_What is required_: Quote all of the data below exactly, please.

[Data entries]
- - -

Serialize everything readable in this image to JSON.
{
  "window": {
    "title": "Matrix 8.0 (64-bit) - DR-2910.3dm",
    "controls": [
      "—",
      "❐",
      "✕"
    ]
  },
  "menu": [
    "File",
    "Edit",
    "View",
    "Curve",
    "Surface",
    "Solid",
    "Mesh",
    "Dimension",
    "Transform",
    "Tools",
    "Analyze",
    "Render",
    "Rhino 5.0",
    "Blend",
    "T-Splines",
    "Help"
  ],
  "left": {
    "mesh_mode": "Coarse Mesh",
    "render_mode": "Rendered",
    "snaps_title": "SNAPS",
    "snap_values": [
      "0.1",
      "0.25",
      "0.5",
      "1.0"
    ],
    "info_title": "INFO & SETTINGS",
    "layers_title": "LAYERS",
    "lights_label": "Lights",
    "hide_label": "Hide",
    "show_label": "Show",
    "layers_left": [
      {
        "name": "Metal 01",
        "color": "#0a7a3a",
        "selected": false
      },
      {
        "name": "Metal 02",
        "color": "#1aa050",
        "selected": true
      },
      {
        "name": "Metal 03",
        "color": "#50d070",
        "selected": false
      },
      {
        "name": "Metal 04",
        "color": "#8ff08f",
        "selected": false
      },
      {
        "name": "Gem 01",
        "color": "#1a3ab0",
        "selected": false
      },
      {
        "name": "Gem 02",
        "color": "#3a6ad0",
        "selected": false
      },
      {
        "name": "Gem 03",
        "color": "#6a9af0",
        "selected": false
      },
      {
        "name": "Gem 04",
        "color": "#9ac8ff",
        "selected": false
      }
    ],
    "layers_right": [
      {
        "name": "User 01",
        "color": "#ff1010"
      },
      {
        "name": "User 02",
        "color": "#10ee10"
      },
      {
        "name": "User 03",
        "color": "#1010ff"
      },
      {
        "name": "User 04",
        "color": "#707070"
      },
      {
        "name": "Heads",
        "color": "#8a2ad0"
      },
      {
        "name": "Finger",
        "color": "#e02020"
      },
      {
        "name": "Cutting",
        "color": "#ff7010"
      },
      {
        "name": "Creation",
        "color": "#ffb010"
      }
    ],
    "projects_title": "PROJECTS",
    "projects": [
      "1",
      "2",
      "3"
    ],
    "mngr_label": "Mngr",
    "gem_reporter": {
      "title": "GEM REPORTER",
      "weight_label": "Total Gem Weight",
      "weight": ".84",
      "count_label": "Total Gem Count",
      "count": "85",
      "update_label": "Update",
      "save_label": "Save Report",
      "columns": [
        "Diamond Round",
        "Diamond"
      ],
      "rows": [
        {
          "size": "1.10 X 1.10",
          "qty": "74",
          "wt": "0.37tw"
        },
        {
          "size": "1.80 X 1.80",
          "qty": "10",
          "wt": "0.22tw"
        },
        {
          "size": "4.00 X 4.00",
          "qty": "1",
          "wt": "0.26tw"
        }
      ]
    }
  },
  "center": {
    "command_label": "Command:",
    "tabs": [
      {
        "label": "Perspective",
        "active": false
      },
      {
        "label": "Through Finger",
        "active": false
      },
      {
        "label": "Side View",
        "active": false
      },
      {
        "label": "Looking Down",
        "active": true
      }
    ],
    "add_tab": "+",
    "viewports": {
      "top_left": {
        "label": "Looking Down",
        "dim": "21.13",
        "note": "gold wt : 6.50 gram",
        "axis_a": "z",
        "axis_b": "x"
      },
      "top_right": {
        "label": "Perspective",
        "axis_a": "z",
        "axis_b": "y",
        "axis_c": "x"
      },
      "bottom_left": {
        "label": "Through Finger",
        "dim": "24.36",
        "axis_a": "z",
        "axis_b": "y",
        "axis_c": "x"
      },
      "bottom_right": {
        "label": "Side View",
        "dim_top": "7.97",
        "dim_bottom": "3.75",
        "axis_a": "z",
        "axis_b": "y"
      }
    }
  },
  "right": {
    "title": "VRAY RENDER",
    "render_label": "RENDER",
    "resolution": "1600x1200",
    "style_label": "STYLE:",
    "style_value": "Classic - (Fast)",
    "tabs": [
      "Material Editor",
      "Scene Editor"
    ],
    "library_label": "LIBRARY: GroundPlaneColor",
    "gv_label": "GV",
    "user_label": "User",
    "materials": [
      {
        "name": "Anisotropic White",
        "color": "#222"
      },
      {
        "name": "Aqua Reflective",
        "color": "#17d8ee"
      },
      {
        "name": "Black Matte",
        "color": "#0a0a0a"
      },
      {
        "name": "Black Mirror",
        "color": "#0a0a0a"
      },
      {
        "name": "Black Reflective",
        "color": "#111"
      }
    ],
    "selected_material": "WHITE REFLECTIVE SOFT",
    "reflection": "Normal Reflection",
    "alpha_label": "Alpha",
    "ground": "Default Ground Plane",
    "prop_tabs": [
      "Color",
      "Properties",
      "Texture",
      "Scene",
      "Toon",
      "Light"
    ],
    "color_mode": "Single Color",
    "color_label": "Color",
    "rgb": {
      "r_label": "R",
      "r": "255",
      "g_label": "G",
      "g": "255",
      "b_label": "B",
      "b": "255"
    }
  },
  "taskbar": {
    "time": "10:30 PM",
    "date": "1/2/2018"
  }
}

- - -

_Final answer_:
Serialize everything readable in this image to JSON.
{
  "window": {
    "title": "Matrix 8.0 (64-bit) - DR-2910.3dm",
    "controls": [
      "—",
      "❐",
      "✕"
    ]
  },
  "menu": [
    "File",
    "Edit",
    "View",
    "Curve",
    "Surface",
    "Solid",
    "Mesh",
    "Dimension",
    "Transform",
    "Tools",
    "Analyze",
    "Render",
    "Rhino 5.0",
    "Blend",
    "T-Splines",
    "Help"
  ],
  "left": {
    "mesh_mode": "Coarse Mesh",
    "render_mode": "Rendered",
    "snaps_title": "SNAPS",
    "snap_values": [
      "0.1",
      "0.25",
      "0.5",
      "1.0"
    ],
    "info_title": "INFO & SETTINGS",
    "layers_title": "LAYERS",
    "lights_label": "Lights",
    "hide_label": "Hide",
    "show_label": "Show",
    "layers_left": [
      {
        "name": "Metal 01",
        "color": "#0a7a3a",
        "selected": false
      },
      {
        "name": "Metal 02",
        "color": "#1aa050",
        "selected": true
      },
      {
        "name": "Metal 03",
        "color": "#50d070",
        "selected": false
      },
      {
        "name": "Metal 04",
        "color": "#8ff08f",
        "selected": false
      },
      {
        "name": "Gem 01",
        "color": "#1a3ab0",
        "selected": false
      },
      {
        "name": "Gem 02",
        "color": "#3a6ad0",
        "selected": false
      },
      {
        "name": "Gem 03",
        "color": "#6a9af0",
        "selected": false
      },
      {
        "name": "Gem 04",
        "color": "#9ac8ff",
        "selected": false
      }
    ],
    "layers_right": [
      {
        "name": "User 01",
        "color": "#ff1010"
      },
      {
        "name": "User 02",
        "color": "#10ee10"
      },
      {
        "name": "User 03",
        "color": "#1010ff"
      },
      {
        "name": "User 04",
        "color": "#707070"
      },
      {
        "name": "Heads",
        "color": "#8a2ad0"
      },
      {
        "name": "Finger",
        "color": "#e02020"
      },
      {
        "name": "Cutting",
        "color": "#ff7010"
      },
      {
        "name": "Creation",
        "color": "#ffb010"
      }
    ],
    "projects_title": "PROJECTS",
    "projects": [
      "1",
      "2",
      "3"
    ],
    "mngr_label": "Mngr",
    "gem_reporter": {
      "title": "GEM REPORTER",
      "weight_label": "Total Gem Weight",
      "weight": ".84",
      "count_label": "Total Gem Count",
      "count": "85",
      "update_label": "Update",
      "save_label": "Save Report",
      "columns": [
        "Diamond Round",
        "Diamond"
      ],
      "rows": [
        {
          "size": "1.10 X 1.10",
          "qty": "74",
          "wt": "0.37tw"
        },
        {
          "size": "1.80 X 1.80",
          "qty": "10",
          "wt": "0.22tw"
        },
        {
          "size": "4.00 X 4.00",
          "qty": "1",
          "wt": "0.26tw"
        }
      ]
    }
  },
  "center": {
    "command_label": "Command:",
    "tabs": [
      {
        "label": "Perspective",
        "active": false
      },
      {
        "label": "Through Finger",
        "active": false
      },
      {
        "label": "Side View",
        "active": false
      },
      {
        "label": "Looking Down",
        "active": true
      }
    ],
    "add_tab": "+",
    "viewports": {
      "top_left": {
        "label": "Looking Down",
        "dim": "21.13",
        "note": "gold wt : 6.50 gram",
        "axis_a": "z",
        "axis_b": "x"
      },
      "top_right": {
        "label": "Perspective",
        "axis_a": "z",
        "axis_b": "y",
        "axis_c": "x"
      },
      "bottom_left": {
        "label": "Through Finger",
        "dim": "24.36",
        "axis_a": "z",
        "axis_b": "y",
        "axis_c": "x"
      },
      "bottom_right": {
        "label": "Side View",
        "dim_top": "7.97",
        "dim_bottom": "3.75",
        "axis_a": "z",
        "axis_b": "y"
      }
    }
  },
  "right": {
    "title": "VRAY RENDER",
    "render_label": "RENDER",
    "resolution": "1600x1200",
    "style_label": "STYLE:",
    "style_value": "Classic - (Fast)",
    "tabs": [
      "Material Editor",
      "Scene Editor"
    ],
    "library_label": "LIBRARY: GroundPlaneColor",
    "gv_label": "GV",
    "user_label": "User",
    "materials": [
      {
        "name": "Anisotropic White",
        "color": "#222"
      },
      {
        "name": "Aqua Reflective",
        "color": "#17d8ee"
      },
      {
        "name": "Black Matte",
        "color": "#0a0a0a"
      },
      {
        "name": "Black Mirror",
        "color": "#0a0a0a"
      },
      {
        "name": "Black Reflective",
        "color": "#111"
      }
    ],
    "selected_material": "WHITE REFLECTIVE SOFT",
    "reflection": "Normal Reflection",
    "alpha_label": "Alpha",
    "ground": "Default Ground Plane",
    "prop_tabs": [
      "Color",
      "Properties",
      "Texture",
      "Scene",
      "Toon",
      "Light"
    ],
    "color_mode": "Single Color",
    "color_label": "Color",
    "rgb": {
      "r_label": "R",
      "r": "255",
      "g_label": "G",
      "g": "255",
      "b_label": "B",
      "b": "255"
    }
  },
  "taskbar": {
    "time": "10:30 PM",
    "date": "1/2/2018"
  }
}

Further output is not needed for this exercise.